#### What to work on:
Report how many lines of the following entries include the string "Search"; respond with the number alone.

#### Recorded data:

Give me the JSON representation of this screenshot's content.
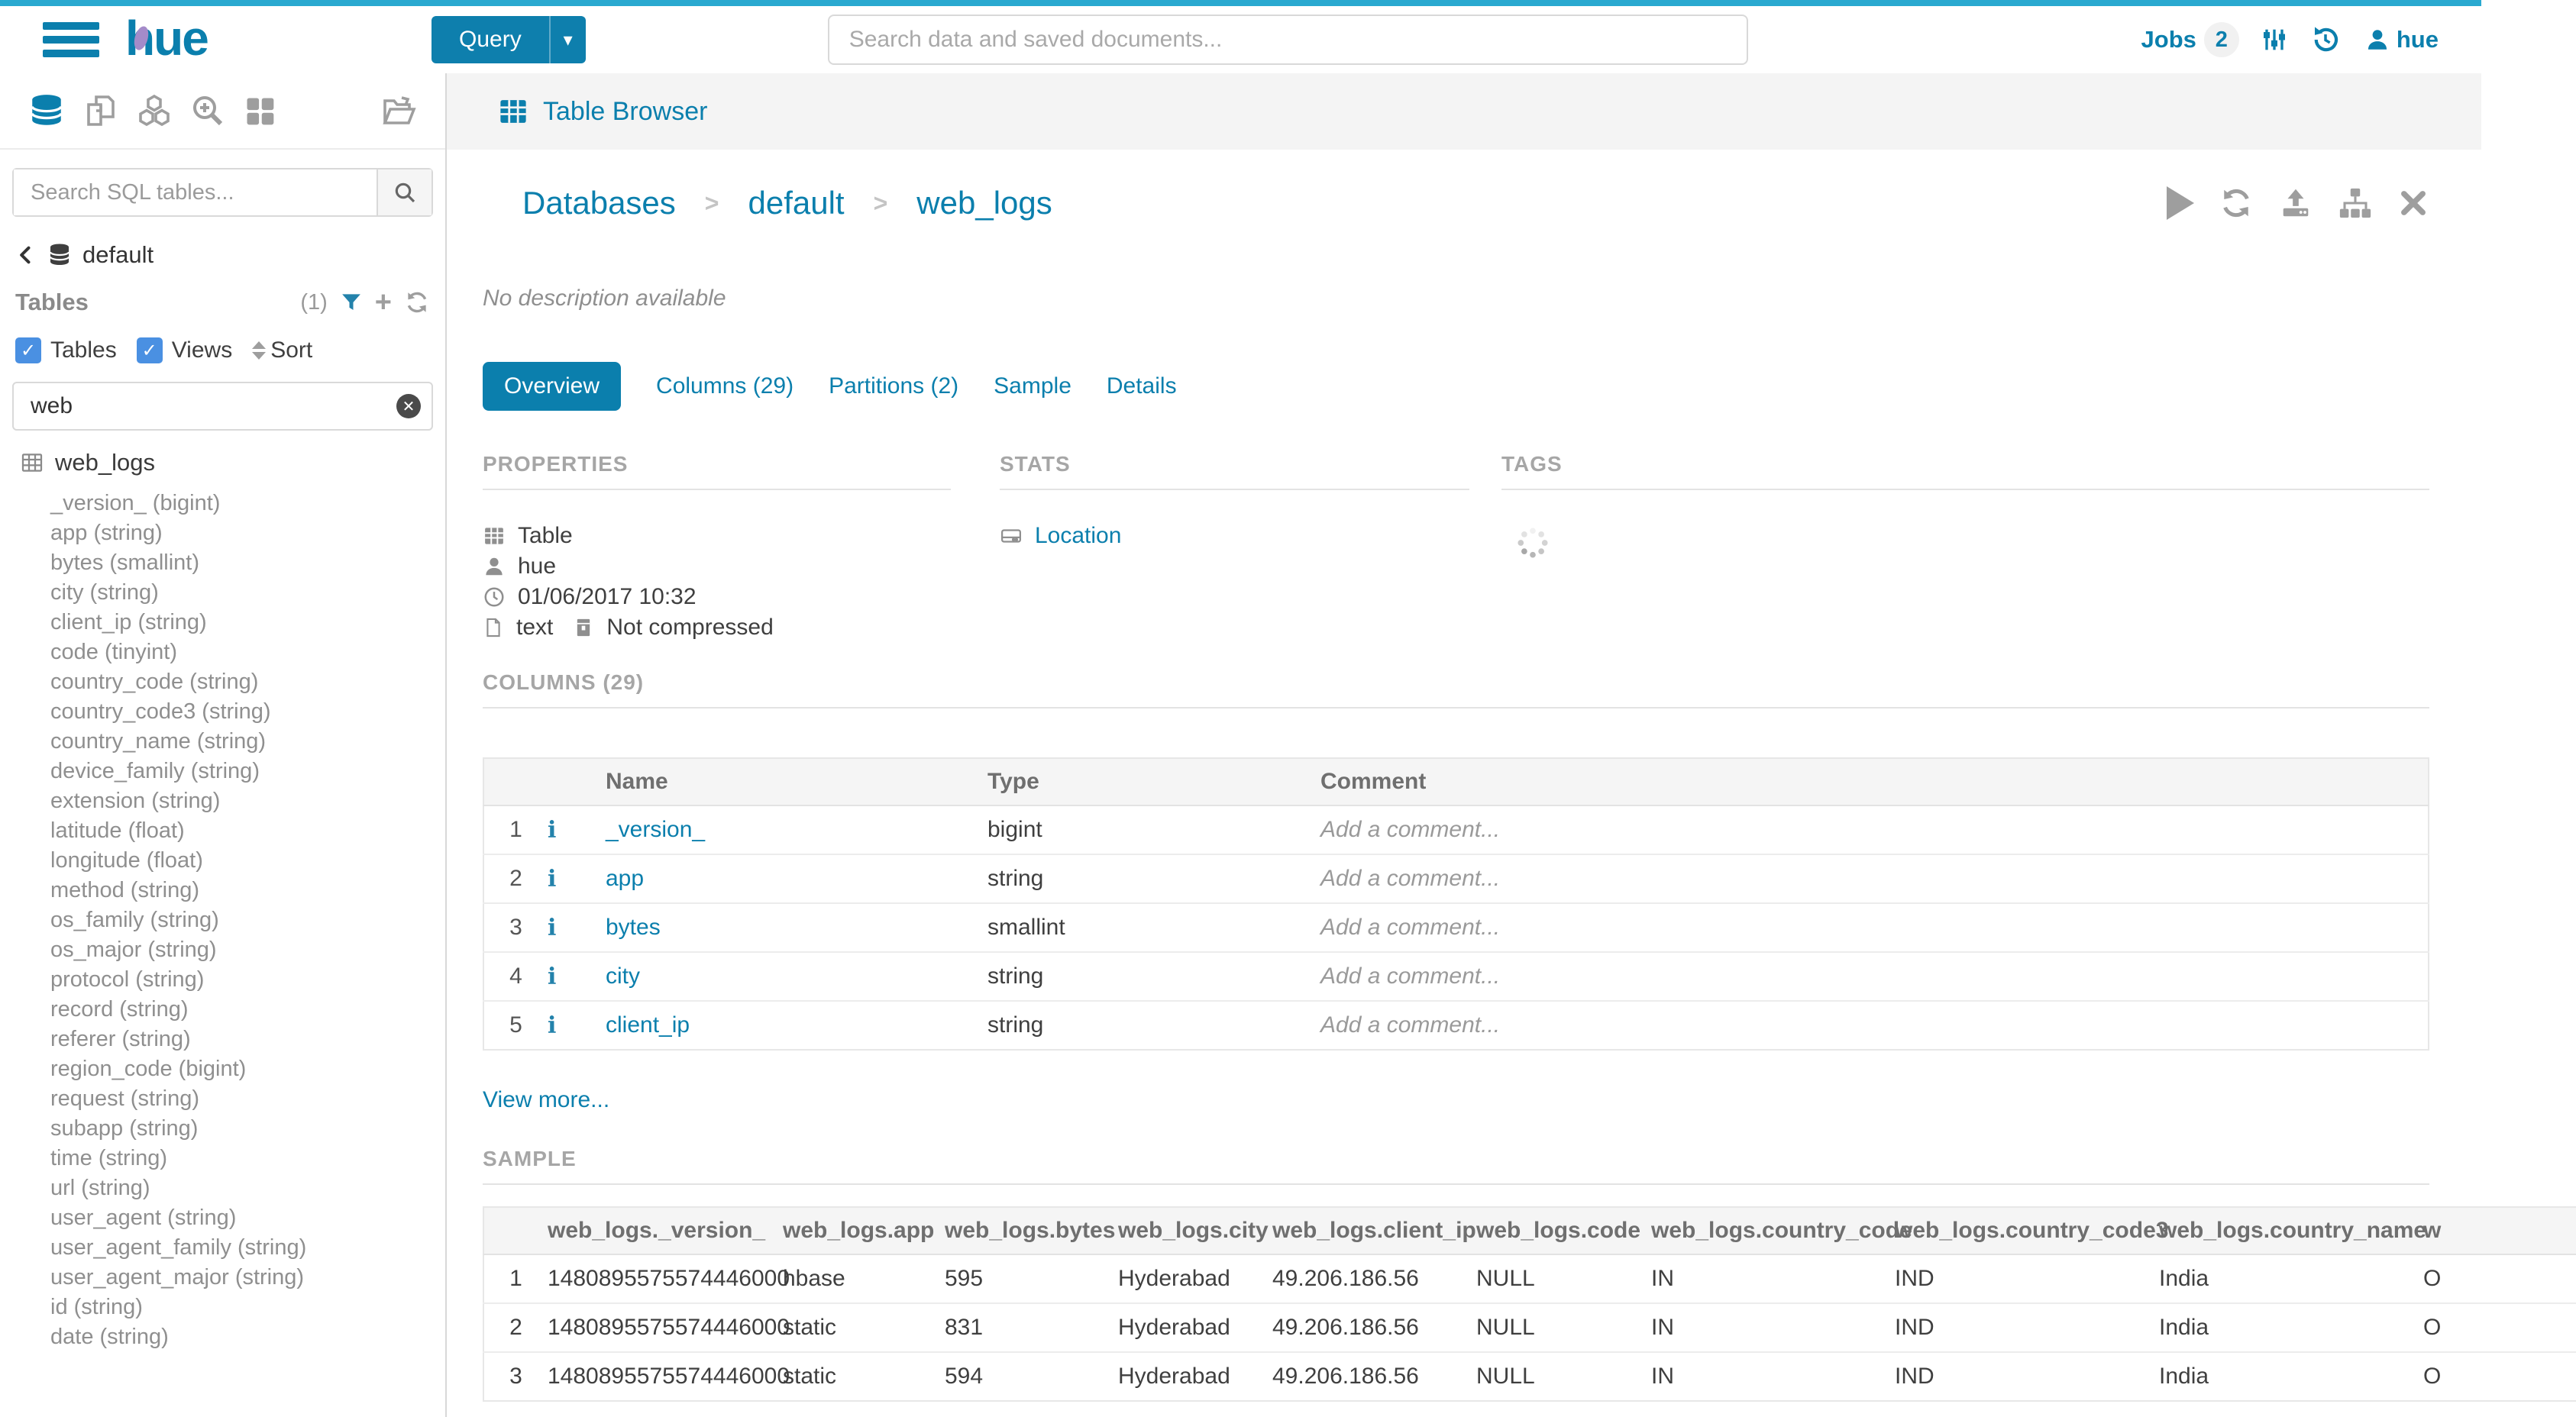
{
  "colors": {
    "accent": "#0B7FAD",
    "top_strip": "#2AA9D0",
    "checkbox_blue": "#4A90E2"
  },
  "topnav": {
    "logo_text": "hue",
    "query_label": "Query",
    "search_placeholder": "Search data and saved documents...",
    "jobs_label": "Jobs",
    "jobs_count": "2",
    "username": "hue"
  },
  "sidebar": {
    "search_placeholder": "Search SQL tables...",
    "database_name": "default",
    "tables_label": "Tables",
    "tables_count": "(1)",
    "filter_tables_label": "Tables",
    "filter_views_label": "Views",
    "sort_label": "Sort",
    "filter_value": "web",
    "table_name": "web_logs",
    "columns": [
      "_version_ (bigint)",
      "app (string)",
      "bytes (smallint)",
      "city (string)",
      "client_ip (string)",
      "code (tinyint)",
      "country_code (string)",
      "country_code3 (string)",
      "country_name (string)",
      "device_family (string)",
      "extension (string)",
      "latitude (float)",
      "longitude (float)",
      "method (string)",
      "os_family (string)",
      "os_major (string)",
      "protocol (string)",
      "record (string)",
      "referer (string)",
      "region_code (bigint)",
      "request (string)",
      "subapp (string)",
      "time (string)",
      "url (string)",
      "user_agent (string)",
      "user_agent_family (string)",
      "user_agent_major (string)",
      "id (string)",
      "date (string)"
    ]
  },
  "main": {
    "app_title": "Table Browser",
    "breadcrumb": [
      "Databases",
      "default",
      "web_logs"
    ],
    "description": "No description available",
    "tabs": [
      {
        "label": "Overview",
        "active": true
      },
      {
        "label": "Columns (29)",
        "active": false
      },
      {
        "label": "Partitions (2)",
        "active": false
      },
      {
        "label": "Sample",
        "active": false
      },
      {
        "label": "Details",
        "active": false
      }
    ],
    "properties": {
      "title": "PROPERTIES",
      "type": "Table",
      "owner": "hue",
      "created": "01/06/2017 10:32",
      "format": "text",
      "compression": "Not compressed"
    },
    "stats": {
      "title": "STATS",
      "location_label": "Location"
    },
    "tags": {
      "title": "TAGS"
    },
    "columns_section": {
      "title": "COLUMNS (29)",
      "headers": [
        "Name",
        "Type",
        "Comment"
      ],
      "rows": [
        {
          "num": "1",
          "name": "_version_",
          "type": "bigint",
          "comment": "Add a comment..."
        },
        {
          "num": "2",
          "name": "app",
          "type": "string",
          "comment": "Add a comment..."
        },
        {
          "num": "3",
          "name": "bytes",
          "type": "smallint",
          "comment": "Add a comment..."
        },
        {
          "num": "4",
          "name": "city",
          "type": "string",
          "comment": "Add a comment..."
        },
        {
          "num": "5",
          "name": "client_ip",
          "type": "string",
          "comment": "Add a comment..."
        }
      ],
      "view_more": "View more..."
    },
    "sample_section": {
      "title": "SAMPLE",
      "headers": [
        "web_logs._version_",
        "web_logs.app",
        "web_logs.bytes",
        "web_logs.city",
        "web_logs.client_ip",
        "web_logs.code",
        "web_logs.country_code",
        "web_logs.country_code3",
        "web_logs.country_name",
        "w"
      ],
      "rows": [
        [
          "1480895575574446000",
          "hbase",
          "595",
          "Hyderabad",
          "49.206.186.56",
          "NULL",
          "IN",
          "IND",
          "India",
          "O"
        ],
        [
          "1480895575574446000",
          "static",
          "831",
          "Hyderabad",
          "49.206.186.56",
          "NULL",
          "IN",
          "IND",
          "India",
          "O"
        ],
        [
          "1480895575574446000",
          "static",
          "594",
          "Hyderabad",
          "49.206.186.56",
          "NULL",
          "IN",
          "IND",
          "India",
          "O"
        ]
      ]
    }
  }
}
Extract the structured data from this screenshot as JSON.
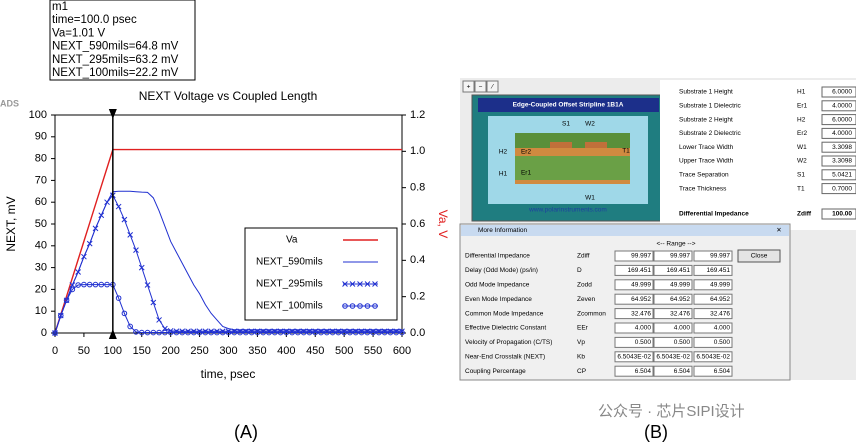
{
  "chart_data": {
    "type": "line",
    "title": "NEXT Voltage vs Coupled Length",
    "xlabel": "time, psec",
    "ylabel": "NEXT, mV",
    "y2label": "Va, V",
    "x": [
      0,
      10,
      20,
      30,
      40,
      50,
      60,
      70,
      80,
      90,
      100,
      110,
      120,
      130,
      140,
      150,
      160,
      170,
      180,
      190,
      200,
      210,
      220,
      230,
      240,
      250,
      260,
      270,
      280,
      290,
      300,
      310,
      320,
      330,
      340,
      350,
      360,
      370,
      380,
      390,
      400,
      410,
      420,
      430,
      440,
      450,
      460,
      470,
      480,
      490,
      500,
      510,
      520,
      530,
      540,
      550,
      560,
      570,
      580,
      590,
      600
    ],
    "series": [
      {
        "name": "Va",
        "color": "#e02020",
        "axis": "y2",
        "marker": "none",
        "values": [
          0,
          0.101,
          0.202,
          0.303,
          0.404,
          0.505,
          0.606,
          0.707,
          0.808,
          0.909,
          1.01,
          1.01,
          1.01,
          1.01,
          1.01,
          1.01,
          1.01,
          1.01,
          1.01,
          1.01,
          1.01,
          1.01,
          1.01,
          1.01,
          1.01,
          1.01,
          1.01,
          1.01,
          1.01,
          1.01,
          1.01,
          1.01,
          1.01,
          1.01,
          1.01,
          1.01,
          1.01,
          1.01,
          1.01,
          1.01,
          1.01,
          1.01,
          1.01,
          1.01,
          1.01,
          1.01,
          1.01,
          1.01,
          1.01,
          1.01,
          1.01,
          1.01,
          1.01,
          1.01,
          1.01,
          1.01,
          1.01,
          1.01,
          1.01,
          1.01,
          1.01
        ]
      },
      {
        "name": "NEXT_590mils",
        "color": "#2030d0",
        "marker": "none",
        "values": [
          0,
          8,
          15,
          22,
          28,
          35,
          41,
          48,
          54,
          60,
          64.8,
          65,
          65,
          65,
          64.8,
          64.6,
          64.5,
          62,
          56,
          49,
          42,
          37,
          32,
          27,
          22,
          18,
          13,
          9,
          6,
          3,
          2,
          1.5,
          1.5,
          1.5,
          1.5,
          1.5,
          1.5,
          1.5,
          1.5,
          1.5,
          1.5,
          1.5,
          1.5,
          1.5,
          1.5,
          1.5,
          1.5,
          1.5,
          1.5,
          1.5,
          1.5,
          1.5,
          1.5,
          1.5,
          1.5,
          1.5,
          1.5,
          1.5,
          1.5,
          1.5,
          1.5
        ]
      },
      {
        "name": "NEXT_295mils",
        "color": "#2030d0",
        "marker": "x",
        "values": [
          0,
          8,
          15,
          22,
          28,
          35,
          41,
          48,
          54,
          60,
          63.2,
          58,
          52,
          45,
          38,
          30,
          22,
          14,
          6,
          2,
          1,
          0.8,
          0.8,
          0.8,
          0.8,
          0.8,
          0.8,
          0.8,
          0.8,
          0.8,
          0.8,
          0.8,
          0.8,
          0.8,
          0.8,
          0.8,
          0.8,
          0.8,
          0.8,
          0.8,
          0.8,
          0.8,
          0.8,
          0.8,
          0.8,
          0.8,
          0.8,
          0.8,
          0.8,
          0.8,
          0.8,
          0.8,
          0.8,
          0.8,
          0.8,
          0.8,
          0.8,
          0.8,
          0.8,
          0.8,
          0.8
        ]
      },
      {
        "name": "NEXT_100mils",
        "color": "#2030d0",
        "marker": "o",
        "values": [
          0,
          8,
          15,
          20,
          22,
          22.2,
          22.2,
          22.2,
          22.2,
          22.2,
          22.2,
          16,
          9,
          3,
          0.5,
          0.2,
          0.2,
          0.2,
          0.2,
          0.2,
          0.2,
          0.2,
          0.2,
          0.2,
          0.2,
          0.2,
          0.2,
          0.2,
          0.2,
          0.2,
          0.2,
          0.2,
          0.2,
          0.2,
          0.2,
          0.2,
          0.2,
          0.2,
          0.2,
          0.2,
          0.2,
          0.2,
          0.2,
          0.2,
          0.2,
          0.2,
          0.2,
          0.2,
          0.2,
          0.2,
          0.2,
          0.2,
          0.2,
          0.2,
          0.2,
          0.2,
          0.2,
          0.2,
          0.2,
          0.2,
          0.2
        ]
      }
    ],
    "xlim": [
      0,
      600
    ],
    "xticks": [
      0,
      50,
      100,
      150,
      200,
      250,
      300,
      350,
      400,
      450,
      500,
      550,
      600
    ],
    "ylim": [
      0,
      100
    ],
    "yticks": [
      0,
      10,
      20,
      30,
      40,
      50,
      60,
      70,
      80,
      90,
      100
    ],
    "y2lim": [
      0,
      1.2
    ],
    "y2ticks": [
      {
        "value": 0,
        "label": "0.0"
      },
      0.2,
      0.4,
      0.6,
      0.8,
      {
        "value": 1,
        "label": "1.0"
      },
      1.2
    ],
    "grid": false,
    "legend": "lower right",
    "marker": {
      "x": 100,
      "lines": [
        "m1",
        "time=100.0 psec",
        "Va=1.01  V",
        "NEXT_590mils=64.8 mV",
        "NEXT_295mils=63.2 mV",
        "NEXT_100mils=22.2 mV"
      ]
    }
  },
  "ads_label": "ADS",
  "panel_labels": [
    "(A)",
    "(B)"
  ],
  "app": {
    "toolbar": [
      "+",
      "−",
      "⁄"
    ],
    "diagram_title": "Edge-Coupled Offset Stripline 1B1A",
    "diagram_labels": [
      "S1",
      "W2",
      "H2",
      "Er2",
      "T1",
      "H1",
      "Er1",
      "W1"
    ],
    "url": "www.polarinstruments.com",
    "params": [
      [
        "Substrate 1 Height",
        "H1",
        "6.0000"
      ],
      [
        "Substrate 1 Dielectric",
        "Er1",
        "4.0000"
      ],
      [
        "Substrate 2 Height",
        "H2",
        "6.0000"
      ],
      [
        "Substrate 2 Dielectric",
        "Er2",
        "4.0000"
      ],
      [
        "Lower Trace Width",
        "W1",
        "3.3098"
      ],
      [
        "Upper Trace Width",
        "W2",
        "3.3098"
      ],
      [
        "Trace Separation",
        "S1",
        "5.0421"
      ],
      [
        "Trace Thickness",
        "T1",
        "0.7000"
      ]
    ],
    "result": [
      "Differential Impedance",
      "Zdiff",
      "100.00"
    ],
    "dialog": {
      "title": "More Information",
      "close_x": "✕",
      "range_header": "<-- Range -->",
      "close": "Close",
      "rows": [
        [
          "Differential Impedance",
          "Zdiff",
          "99.997",
          "99.997",
          "99.997"
        ],
        [
          "Delay (Odd Mode) (ps/in)",
          "D",
          "169.451",
          "169.451",
          "169.451"
        ],
        [
          "Odd Mode Impedance",
          "Zodd",
          "49.999",
          "49.999",
          "49.999"
        ],
        [
          "Even Mode Impedance",
          "Zeven",
          "64.952",
          "64.952",
          "64.952"
        ],
        [
          "Common Mode Impedance",
          "Zcommon",
          "32.476",
          "32.476",
          "32.476"
        ],
        [
          "Effective Dielectric Constant",
          "EEr",
          "4.000",
          "4.000",
          "4.000"
        ],
        [
          "Velocity of Propagation (C/TS)",
          "Vp",
          "0.500",
          "0.500",
          "0.500"
        ],
        [
          "Near-End Crosstalk (NEXT)",
          "Kb",
          "6.5043E-02",
          "6.5043E-02",
          "6.5043E-02"
        ],
        [
          "Coupling Percentage",
          "CP",
          "6.504",
          "6.504",
          "6.504"
        ]
      ]
    }
  },
  "watermark": "公众号 · 芯片SIPI设计"
}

#### Final answer:
2